### JOB
Check each line of the listing, and copy it if it contains the word "true".

(Dataset records)
-- -- --
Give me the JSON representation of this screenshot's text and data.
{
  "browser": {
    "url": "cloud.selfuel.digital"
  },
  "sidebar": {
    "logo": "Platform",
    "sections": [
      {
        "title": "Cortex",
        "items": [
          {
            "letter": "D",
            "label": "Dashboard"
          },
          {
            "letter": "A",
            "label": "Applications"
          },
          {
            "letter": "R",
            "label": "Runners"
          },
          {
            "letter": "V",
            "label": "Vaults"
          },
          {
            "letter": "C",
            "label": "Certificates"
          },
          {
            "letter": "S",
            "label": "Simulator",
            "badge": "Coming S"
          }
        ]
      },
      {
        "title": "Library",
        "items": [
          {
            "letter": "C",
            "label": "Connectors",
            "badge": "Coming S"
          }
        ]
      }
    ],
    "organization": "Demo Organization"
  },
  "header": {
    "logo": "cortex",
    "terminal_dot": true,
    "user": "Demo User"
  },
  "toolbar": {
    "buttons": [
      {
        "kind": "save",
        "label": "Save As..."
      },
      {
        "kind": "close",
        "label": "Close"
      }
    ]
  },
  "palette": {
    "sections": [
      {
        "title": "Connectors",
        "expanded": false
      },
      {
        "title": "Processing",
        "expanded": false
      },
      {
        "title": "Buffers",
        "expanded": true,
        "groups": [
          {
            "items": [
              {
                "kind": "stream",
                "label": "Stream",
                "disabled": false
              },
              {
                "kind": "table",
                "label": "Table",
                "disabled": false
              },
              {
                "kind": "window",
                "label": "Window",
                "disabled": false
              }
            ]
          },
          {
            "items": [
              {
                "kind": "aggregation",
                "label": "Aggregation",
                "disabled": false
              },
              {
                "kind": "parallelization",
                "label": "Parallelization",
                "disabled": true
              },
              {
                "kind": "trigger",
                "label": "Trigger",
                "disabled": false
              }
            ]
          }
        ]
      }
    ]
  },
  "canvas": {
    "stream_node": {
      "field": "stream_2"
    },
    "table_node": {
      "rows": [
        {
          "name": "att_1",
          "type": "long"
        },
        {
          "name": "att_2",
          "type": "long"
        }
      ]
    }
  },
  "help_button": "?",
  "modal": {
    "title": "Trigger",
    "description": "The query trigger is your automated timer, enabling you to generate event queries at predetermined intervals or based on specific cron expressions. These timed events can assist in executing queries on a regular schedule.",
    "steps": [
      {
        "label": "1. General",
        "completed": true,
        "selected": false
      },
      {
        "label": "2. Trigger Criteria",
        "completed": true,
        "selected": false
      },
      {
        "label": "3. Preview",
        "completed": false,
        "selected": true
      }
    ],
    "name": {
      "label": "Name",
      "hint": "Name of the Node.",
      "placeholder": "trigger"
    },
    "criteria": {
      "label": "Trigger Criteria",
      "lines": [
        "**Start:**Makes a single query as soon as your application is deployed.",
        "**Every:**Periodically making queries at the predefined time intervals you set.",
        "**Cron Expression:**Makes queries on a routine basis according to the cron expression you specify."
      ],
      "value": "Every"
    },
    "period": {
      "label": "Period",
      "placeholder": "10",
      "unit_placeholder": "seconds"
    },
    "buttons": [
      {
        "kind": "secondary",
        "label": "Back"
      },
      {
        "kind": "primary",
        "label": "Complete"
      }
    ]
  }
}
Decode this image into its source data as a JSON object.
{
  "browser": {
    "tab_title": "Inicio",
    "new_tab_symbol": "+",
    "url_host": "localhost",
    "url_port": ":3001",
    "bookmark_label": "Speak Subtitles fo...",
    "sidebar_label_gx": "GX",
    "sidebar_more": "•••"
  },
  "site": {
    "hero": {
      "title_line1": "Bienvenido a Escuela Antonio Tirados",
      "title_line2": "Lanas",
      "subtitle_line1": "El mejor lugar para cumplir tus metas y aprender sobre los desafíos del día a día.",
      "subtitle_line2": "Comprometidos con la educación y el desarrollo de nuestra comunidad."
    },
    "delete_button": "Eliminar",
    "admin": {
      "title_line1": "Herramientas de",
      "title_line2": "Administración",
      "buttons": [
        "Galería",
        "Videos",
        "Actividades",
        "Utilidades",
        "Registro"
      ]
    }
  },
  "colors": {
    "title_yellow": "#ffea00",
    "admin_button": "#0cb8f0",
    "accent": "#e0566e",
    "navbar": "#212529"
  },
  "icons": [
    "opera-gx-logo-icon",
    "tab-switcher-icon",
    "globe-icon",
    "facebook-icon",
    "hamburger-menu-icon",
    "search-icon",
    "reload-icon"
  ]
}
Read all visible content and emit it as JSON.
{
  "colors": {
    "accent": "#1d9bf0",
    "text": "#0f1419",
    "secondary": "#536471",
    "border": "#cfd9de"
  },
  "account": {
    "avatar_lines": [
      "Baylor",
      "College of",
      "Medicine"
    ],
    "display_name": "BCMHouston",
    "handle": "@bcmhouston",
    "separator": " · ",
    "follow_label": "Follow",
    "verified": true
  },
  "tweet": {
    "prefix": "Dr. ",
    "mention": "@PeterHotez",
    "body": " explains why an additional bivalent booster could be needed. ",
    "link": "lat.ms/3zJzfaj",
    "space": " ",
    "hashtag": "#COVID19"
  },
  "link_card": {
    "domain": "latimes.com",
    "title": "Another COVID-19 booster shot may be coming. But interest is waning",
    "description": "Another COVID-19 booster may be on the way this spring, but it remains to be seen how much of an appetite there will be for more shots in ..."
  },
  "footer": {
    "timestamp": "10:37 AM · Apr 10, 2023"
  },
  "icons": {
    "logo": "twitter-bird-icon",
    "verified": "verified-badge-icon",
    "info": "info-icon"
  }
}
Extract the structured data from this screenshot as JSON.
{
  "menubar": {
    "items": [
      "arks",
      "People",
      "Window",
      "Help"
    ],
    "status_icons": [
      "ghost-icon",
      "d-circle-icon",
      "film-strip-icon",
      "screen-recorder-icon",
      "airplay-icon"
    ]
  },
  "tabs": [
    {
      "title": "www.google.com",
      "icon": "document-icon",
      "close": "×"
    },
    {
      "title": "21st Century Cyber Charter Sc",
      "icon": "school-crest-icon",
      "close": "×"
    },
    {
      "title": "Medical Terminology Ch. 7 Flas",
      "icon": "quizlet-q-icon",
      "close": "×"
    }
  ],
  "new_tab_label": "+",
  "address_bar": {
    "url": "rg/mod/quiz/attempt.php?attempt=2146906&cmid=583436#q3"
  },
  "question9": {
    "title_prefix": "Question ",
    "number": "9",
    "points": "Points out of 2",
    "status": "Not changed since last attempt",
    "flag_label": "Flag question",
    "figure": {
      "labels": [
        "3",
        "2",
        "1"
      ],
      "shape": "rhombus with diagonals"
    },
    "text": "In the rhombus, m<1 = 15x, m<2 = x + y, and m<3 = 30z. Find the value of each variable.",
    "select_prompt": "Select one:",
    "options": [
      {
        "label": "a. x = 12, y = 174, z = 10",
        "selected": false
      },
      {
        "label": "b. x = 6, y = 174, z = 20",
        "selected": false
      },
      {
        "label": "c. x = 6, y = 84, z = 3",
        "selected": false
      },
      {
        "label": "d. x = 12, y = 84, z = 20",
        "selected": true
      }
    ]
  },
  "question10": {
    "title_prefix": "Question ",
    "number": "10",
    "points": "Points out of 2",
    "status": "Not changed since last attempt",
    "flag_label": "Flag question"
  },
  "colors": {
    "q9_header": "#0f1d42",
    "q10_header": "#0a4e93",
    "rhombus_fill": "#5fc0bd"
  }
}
-- -- --
### TASK ANSWER
    "terminal_dot": true,
        "expanded": true,
                "disabled": true
        "completed": true,
        "completed": true,
        "selected": true
    "verified": true
        "selected": true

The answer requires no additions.